OBJECTIVE: An exact reproduction of the records is required, with all images left out.

Stored entries:
▬▬▬▬▬▬

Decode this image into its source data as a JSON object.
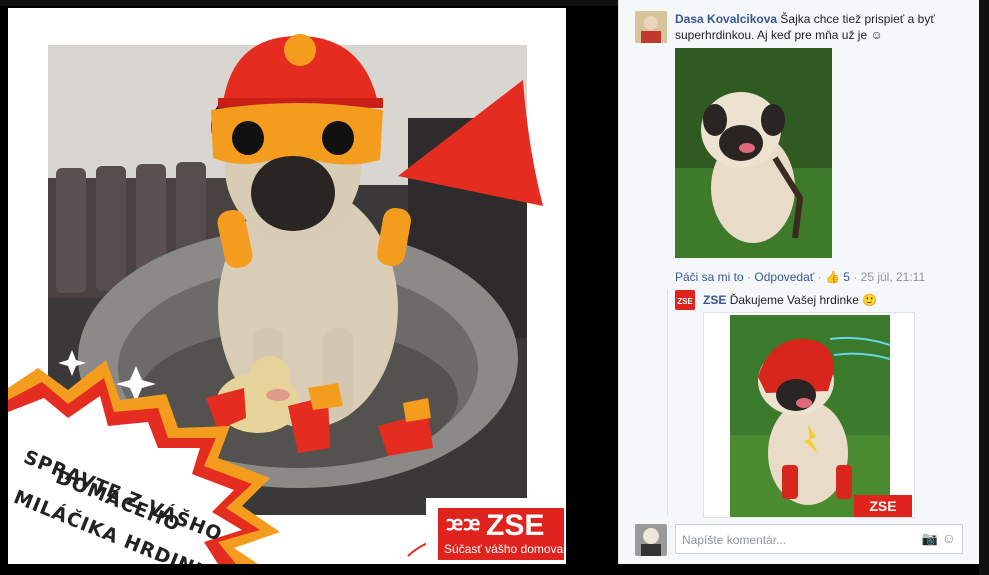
{
  "photo": {
    "burst_lines": [
      "SPRAVTE Z VÁŠHO",
      "DOMÁCEHO",
      "MILÁČIKA HRDINU!"
    ],
    "brand": "ZSE",
    "brand_mark": "ꭢꭢ",
    "tagline": "Súčasť vášho domova"
  },
  "comments": [
    {
      "author": "Dasa Kovalcikova",
      "text": "Šajka chce tiež prispieť a byť superhrdinkou. Aj keď pre mňa už je ☺",
      "like_label": "Páči sa mi to",
      "reply_label": "Odpovedať",
      "like_count": "5",
      "timestamp": "25 júl, 21:11"
    }
  ],
  "reply": {
    "author": "ZSE",
    "text": "Ďakujeme Vašej hrdinke 🙂",
    "logo_text": "ZSE"
  },
  "composer": {
    "placeholder": "Napíšte komentár..."
  },
  "colors": {
    "brand_red": "#e0231c",
    "fb_link": "#365899",
    "panel_bg": "#f6f7f9"
  },
  "icons": [
    "thumbs-up-icon",
    "camera-icon",
    "emoji-icon"
  ]
}
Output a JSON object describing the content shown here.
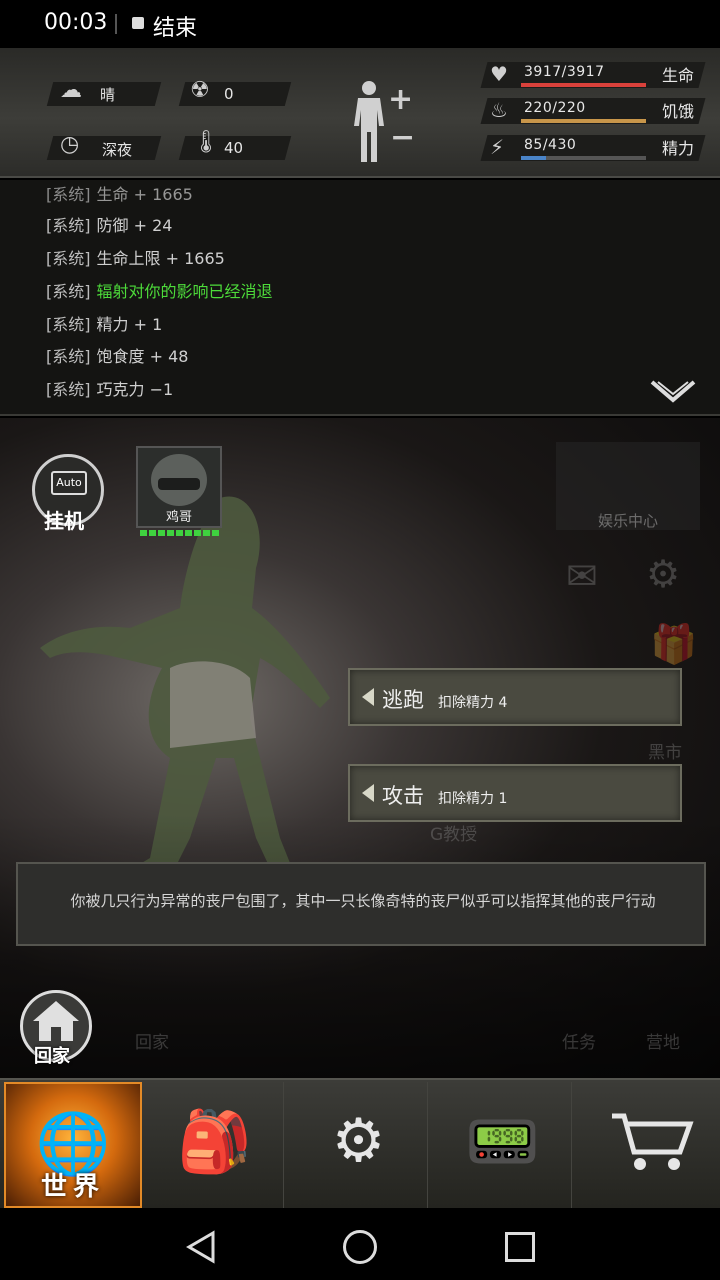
{
  "status_bar": {
    "time": "00:03",
    "end_label": "结束"
  },
  "hud": {
    "weather": {
      "icon": "cloud-sun-icon",
      "value": "晴"
    },
    "radiation": {
      "icon": "radiation-icon",
      "value": "0"
    },
    "time_of_day": {
      "icon": "clock-icon",
      "value": "深夜"
    },
    "temperature": {
      "icon": "thermometer-icon",
      "value": "40"
    },
    "stats": [
      {
        "icon": "heart-icon",
        "value": "3917/3917",
        "label": "生命",
        "fraction": 1.0,
        "color": "#d9413b"
      },
      {
        "icon": "stomach-icon",
        "value": "220/220",
        "label": "饥饿",
        "fraction": 1.0,
        "color": "#c8964a"
      },
      {
        "icon": "energy-icon",
        "value": "85/430",
        "label": "精力",
        "fraction": 0.198,
        "color": "#4a84c8"
      }
    ]
  },
  "log": {
    "lines": [
      {
        "tag": "[系统]",
        "msg": "生命 + 1665",
        "green": false
      },
      {
        "tag": "[系统]",
        "msg": "防御 + 24",
        "green": false
      },
      {
        "tag": "[系统]",
        "msg": "生命上限 + 1665",
        "green": false
      },
      {
        "tag": "[系统]",
        "msg": "辐射对你的影响已经消退",
        "green": true
      },
      {
        "tag": "[系统]",
        "msg": "精力 + 1",
        "green": false
      },
      {
        "tag": "[系统]",
        "msg": "饱食度 + 48",
        "green": false
      },
      {
        "tag": "[系统]",
        "msg": "巧克力 −1",
        "green": false
      }
    ]
  },
  "scene": {
    "auto_badge": "Auto",
    "auto_label": "挂机",
    "enemy_name": "鸡哥",
    "entertainment_label": "娱乐中心",
    "black_market_label": "黑市",
    "professor_label": "G教授",
    "actions": [
      {
        "title": "逃跑",
        "cost": "扣除精力 4"
      },
      {
        "title": "攻击",
        "cost": "扣除精力 1"
      }
    ],
    "description": "你被几只行为异常的丧尸包围了，其中一只长像奇特的丧尸似乎可以指挥其他的丧尸行动",
    "home_label": "回家",
    "faint_home_label": "回家",
    "task_label": "任务",
    "camp_label": "营地"
  },
  "tabs": [
    {
      "name": "world",
      "label": "世界",
      "icon": "globe-icon",
      "active": true
    },
    {
      "name": "backpack",
      "label": "",
      "icon": "backpack-icon",
      "active": false
    },
    {
      "name": "skills",
      "label": "",
      "icon": "head-gears-icon",
      "active": false
    },
    {
      "name": "radio",
      "label": "",
      "icon": "walkie-talkie-icon",
      "active": false
    },
    {
      "name": "shop",
      "label": "",
      "icon": "cart-icon",
      "active": false
    }
  ]
}
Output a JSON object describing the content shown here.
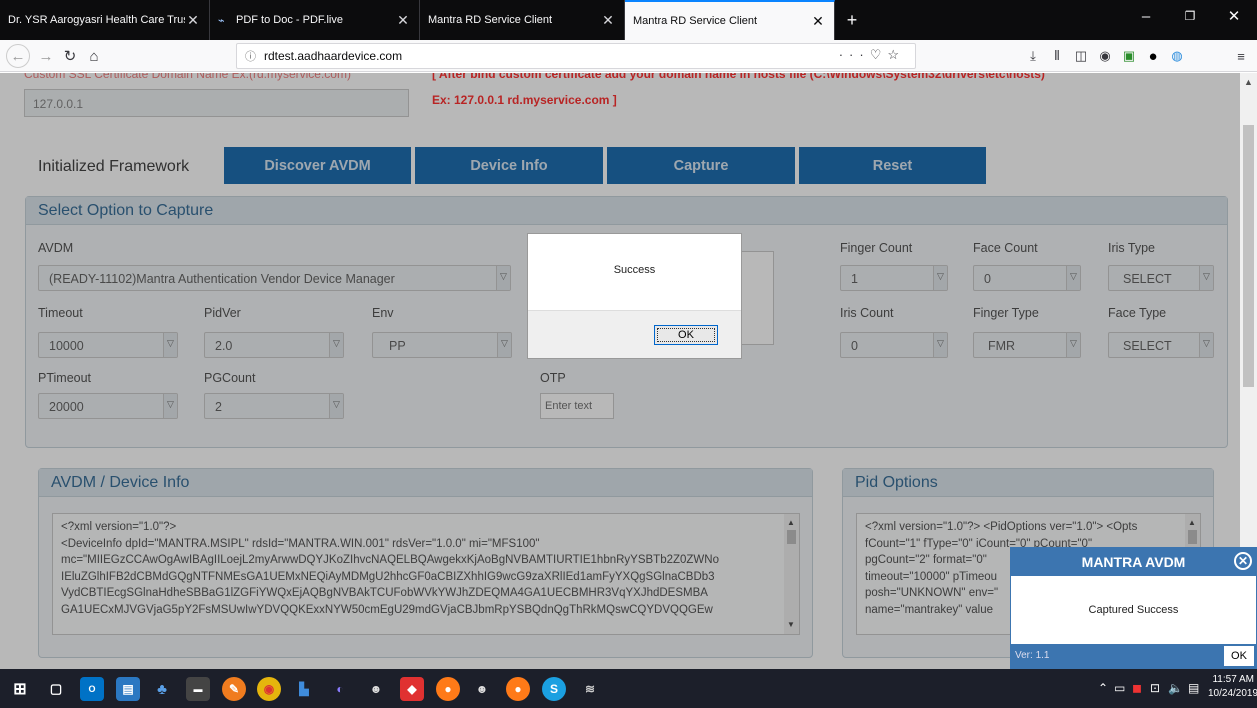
{
  "browser": {
    "tabs": [
      {
        "label": "Dr. YSR Aarogyasri Health Care Trus",
        "active": false
      },
      {
        "label": "PDF to Doc - PDF.live",
        "active": false
      },
      {
        "label": "Mantra RD Service Client",
        "active": false
      },
      {
        "label": "Mantra RD Service Client",
        "active": true
      }
    ],
    "url_host": "rdtest.aadhaardevice.com"
  },
  "page": {
    "cert_label": "Custom SSL Certificate Domain Name Ex.(rd.myservice.com)",
    "cert_note_line1": "[ After bind custom certificate add your domain name in hosts file (C:\\Windows\\System32\\drivers\\etc\\hosts)",
    "cert_note_line2": "Ex: 127.0.0.1 rd.myservice.com ]",
    "cert_value": "127.0.0.1",
    "framework_status": "Initialized Framework",
    "buttons": {
      "discover": "Discover AVDM",
      "device_info": "Device Info",
      "capture": "Capture",
      "reset": "Reset"
    },
    "capture_panel": {
      "title": "Select Option to Capture",
      "avdm_label": "AVDM",
      "avdm_value": "(READY-11102)Mantra Authentication Vendor Device Manager",
      "timeout_label": "Timeout",
      "timeout_value": "10000",
      "pidver_label": "PidVer",
      "pidver_value": "2.0",
      "env_label": "Env",
      "env_value": "PP",
      "ptimeout_label": "PTimeout",
      "ptimeout_value": "20000",
      "pgcount_label": "PGCount",
      "pgcount_value": "2",
      "otp_label": "OTP",
      "otp_placeholder": "Enter text",
      "finger_count_label": "Finger Count",
      "finger_count_value": "1",
      "face_count_label": "Face Count",
      "face_count_value": "0",
      "iris_type_label": "Iris Type",
      "iris_type_value": "SELECT",
      "iris_count_label": "Iris Count",
      "iris_count_value": "0",
      "finger_type_label": "Finger Type",
      "finger_type_value": "FMR",
      "face_type_label": "Face Type",
      "face_type_value": "SELECT"
    },
    "device_info_panel": {
      "title": "AVDM / Device Info",
      "xml_lines": [
        "<?xml version=\"1.0\"?>",
        "<DeviceInfo dpId=\"MANTRA.MSIPL\" rdsId=\"MANTRA.WIN.001\" rdsVer=\"1.0.0\" mi=\"MFS100\"",
        "mc=\"MIIEGzCCAwOgAwIBAgIILoejL2myArwwDQYJKoZIhvcNAQELBQAwgekxKjAoBgNVBAMTIURTIE1hbnRyYSBTb2Z0ZWNo",
        "IEluZGlhIFB2dCBMdGQgNTFNMEsGA1UEMxNEQiAyMDMgU2hhcGF0aCBIZXhhIG9wcG9zaXRlIEd1amFyYXQgSGlnaCBDb3",
        "VydCBTIEcgSGlnaHdheSBBaG1lZGFiYWQxEjAQBgNVBAkTCUFobWVkYWJhZDEQMA4GA1UECBMHR3VqYXJhdDESMBA",
        "GA1UECxMJVGVjaG5pY2FsMSUwIwYDVQQKExxNYW50cmEgU29mdGVjaCBJbmRpYSBQdnQgThRkMQswCQYDVQQGEw"
      ]
    },
    "pid_panel": {
      "title": "Pid Options",
      "xml_lines": [
        "<?xml version=\"1.0\"?> <PidOptions ver=\"1.0\"> <Opts",
        "fCount=\"1\" fType=\"0\" iCount=\"0\" pCount=\"0\"",
        "pgCount=\"2\" format=\"0\"",
        "timeout=\"10000\" pTimeou",
        "posh=\"UNKNOWN\" env=\"",
        "name=\"mantrakey\" value"
      ]
    }
  },
  "dialog": {
    "message": "Success",
    "ok_label": "OK"
  },
  "mantra_popup": {
    "title": "MANTRA AVDM",
    "message": "Captured Success",
    "version": "Ver: 1.1",
    "ok_label": "OK"
  },
  "taskbar": {
    "time": "11:57 AM",
    "date": "10/24/2019"
  }
}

▬▬▬▬▬▬

RESULT OF THE TASK:
Decode this image into its source data as a JSON object.
{
  "photo": {
    "burst_lines": [
      "SPRAVTE Z VÁŠHO",
      "DOMÁCEHO",
      "MILÁČIKA HRDINU!"
    ],
    "brand": "ZSE",
    "brand_mark": "ꭢꭢ",
    "tagline": "Súčasť vášho domova"
  },
  "comments": [
    {
      "author": "Dasa Kovalcikova",
      "text": "Šajka chce tiež prispieť a byť superhrdinkou. Aj keď pre mňa už je ☺",
      "like_label": "Páči sa mi to",
      "reply_label": "Odpovedať",
      "like_count": "5",
      "timestamp": "25 júl, 21:11"
    }
  ],
  "reply": {
    "author": "ZSE",
    "text": "Ďakujeme Vašej hrdinke 🙂",
    "logo_text": "ZSE"
  },
  "composer": {
    "placeholder": "Napíšte komentár..."
  },
  "colors": {
    "brand_red": "#e0231c",
    "fb_link": "#365899",
    "panel_bg": "#f6f7f9"
  },
  "icons": [
    "thumbs-up-icon",
    "camera-icon",
    "emoji-icon"
  ]
}
Output a JSON object describing the content shown here.
{
  "status_bar": {
    "time": "00:03",
    "end_label": "结束"
  },
  "hud": {
    "weather": {
      "icon": "cloud-sun-icon",
      "value": "晴"
    },
    "radiation": {
      "icon": "radiation-icon",
      "value": "0"
    },
    "time_of_day": {
      "icon": "clock-icon",
      "value": "深夜"
    },
    "temperature": {
      "icon": "thermometer-icon",
      "value": "40"
    },
    "stats": [
      {
        "icon": "heart-icon",
        "value": "3917/3917",
        "label": "生命",
        "fraction": 1.0,
        "color": "#d9413b"
      },
      {
        "icon": "stomach-icon",
        "value": "220/220",
        "label": "饥饿",
        "fraction": 1.0,
        "color": "#c8964a"
      },
      {
        "icon": "energy-icon",
        "value": "85/430",
        "label": "精力",
        "fraction": 0.198,
        "color": "#4a84c8"
      }
    ]
  },
  "log": {
    "lines": [
      {
        "tag": "[系统]",
        "msg": "生命 + 1665",
        "green": false
      },
      {
        "tag": "[系统]",
        "msg": "防御 + 24",
        "green": false
      },
      {
        "tag": "[系统]",
        "msg": "生命上限 + 1665",
        "green": false
      },
      {
        "tag": "[系统]",
        "msg": "辐射对你的影响已经消退",
        "green": true
      },
      {
        "tag": "[系统]",
        "msg": "精力 + 1",
        "green": false
      },
      {
        "tag": "[系统]",
        "msg": "饱食度 + 48",
        "green": false
      },
      {
        "tag": "[系统]",
        "msg": "巧克力 −1",
        "green": false
      }
    ]
  },
  "scene": {
    "auto_badge": "Auto",
    "auto_label": "挂机",
    "enemy_name": "鸡哥",
    "entertainment_label": "娱乐中心",
    "black_market_label": "黑市",
    "professor_label": "G教授",
    "actions": [
      {
        "title": "逃跑",
        "cost": "扣除精力 4"
      },
      {
        "title": "攻击",
        "cost": "扣除精力 1"
      }
    ],
    "description": "你被几只行为异常的丧尸包围了，其中一只长像奇特的丧尸似乎可以指挥其他的丧尸行动",
    "home_label": "回家",
    "faint_home_label": "回家",
    "task_label": "任务",
    "camp_label": "营地"
  },
  "tabs": [
    {
      "name": "world",
      "label": "世界",
      "icon": "globe-icon",
      "active": true
    },
    {
      "name": "backpack",
      "label": "",
      "icon": "backpack-icon",
      "active": false
    },
    {
      "name": "skills",
      "label": "",
      "icon": "head-gears-icon",
      "active": false
    },
    {
      "name": "radio",
      "label": "",
      "icon": "walkie-talkie-icon",
      "active": false
    },
    {
      "name": "shop",
      "label": "",
      "icon": "cart-icon",
      "active": false
    }
  ]
}
Output a JSON object describing the content shown here.
{
  "browser": {
    "tabs": [
      {
        "label": "Dr. YSR Aarogyasri Health Care Trus",
        "active": false
      },
      {
        "label": "PDF to Doc - PDF.live",
        "active": false
      },
      {
        "label": "Mantra RD Service Client",
        "active": false
      },
      {
        "label": "Mantra RD Service Client",
        "active": true
      }
    ],
    "url_host": "rdtest.aadhaardevice.com"
  },
  "page": {
    "cert_label": "Custom SSL Certificate Domain Name Ex.(rd.myservice.com)",
    "cert_note_line1": "[ After bind custom certificate add your domain name in hosts file (C:\\Windows\\System32\\drivers\\etc\\hosts)",
    "cert_note_line2": "Ex: 127.0.0.1 rd.myservice.com ]",
    "cert_value": "127.0.0.1",
    "framework_status": "Initialized Framework",
    "buttons": {
      "discover": "Discover AVDM",
      "device_info": "Device Info",
      "capture": "Capture",
      "reset": "Reset"
    },
    "capture_panel": {
      "title": "Select Option to Capture",
      "avdm_label": "AVDM",
      "avdm_value": "(READY-11102)Mantra Authentication Vendor Device Manager",
      "timeout_label": "Timeout",
      "timeout_value": "10000",
      "pidver_label": "PidVer",
      "pidver_value": "2.0",
      "env_label": "Env",
      "env_value": "PP",
      "ptimeout_label": "PTimeout",
      "ptimeout_value": "20000",
      "pgcount_label": "PGCount",
      "pgcount_value": "2",
      "otp_label": "OTP",
      "otp_placeholder": "Enter text",
      "finger_count_label": "Finger Count",
      "finger_count_value": "1",
      "face_count_label": "Face Count",
      "face_count_value": "0",
      "iris_type_label": "Iris Type",
      "iris_type_value": "SELECT",
      "iris_count_label": "Iris Count",
      "iris_count_value": "0",
      "finger_type_label": "Finger Type",
      "finger_type_value": "FMR",
      "face_type_label": "Face Type",
      "face_type_value": "SELECT"
    },
    "device_info_panel": {
      "title": "AVDM / Device Info",
      "xml_lines": [
        "<?xml version=\"1.0\"?>",
        "<DeviceInfo dpId=\"MANTRA.MSIPL\" rdsId=\"MANTRA.WIN.001\" rdsVer=\"1.0.0\" mi=\"MFS100\"",
        "mc=\"MIIEGzCCAwOgAwIBAgIILoejL2myArwwDQYJKoZIhvcNAQELBQAwgekxKjAoBgNVBAMTIURTIE1hbnRyYSBTb2Z0ZWNo",
        "IEluZGlhIFB2dCBMdGQgNTFNMEsGA1UEMxNEQiAyMDMgU2hhcGF0aCBIZXhhIG9wcG9zaXRlIEd1amFyYXQgSGlnaCBDb3",
        "VydCBTIEcgSGlnaHdheSBBaG1lZGFiYWQxEjAQBgNVBAkTCUFobWVkYWJhZDEQMA4GA1UECBMHR3VqYXJhdDESMBA",
        "GA1UECxMJVGVjaG5pY2FsMSUwIwYDVQQKExxNYW50cmEgU29mdGVjaCBJbmRpYSBQdnQgThRkMQswCQYDVQQGEw"
      ]
    },
    "pid_panel": {
      "title": "Pid Options",
      "xml_lines": [
        "<?xml version=\"1.0\"?> <PidOptions ver=\"1.0\"> <Opts",
        "fCount=\"1\" fType=\"0\" iCount=\"0\" pCount=\"0\"",
        "pgCount=\"2\" format=\"0\"",
        "timeout=\"10000\" pTimeou",
        "posh=\"UNKNOWN\" env=\"",
        "name=\"mantrakey\" value"
      ]
    }
  },
  "dialog": {
    "message": "Success",
    "ok_label": "OK"
  },
  "mantra_popup": {
    "title": "MANTRA AVDM",
    "message": "Captured Success",
    "version": "Ver: 1.1",
    "ok_label": "OK"
  },
  "taskbar": {
    "time": "11:57 AM",
    "date": "10/24/2019"
  }
}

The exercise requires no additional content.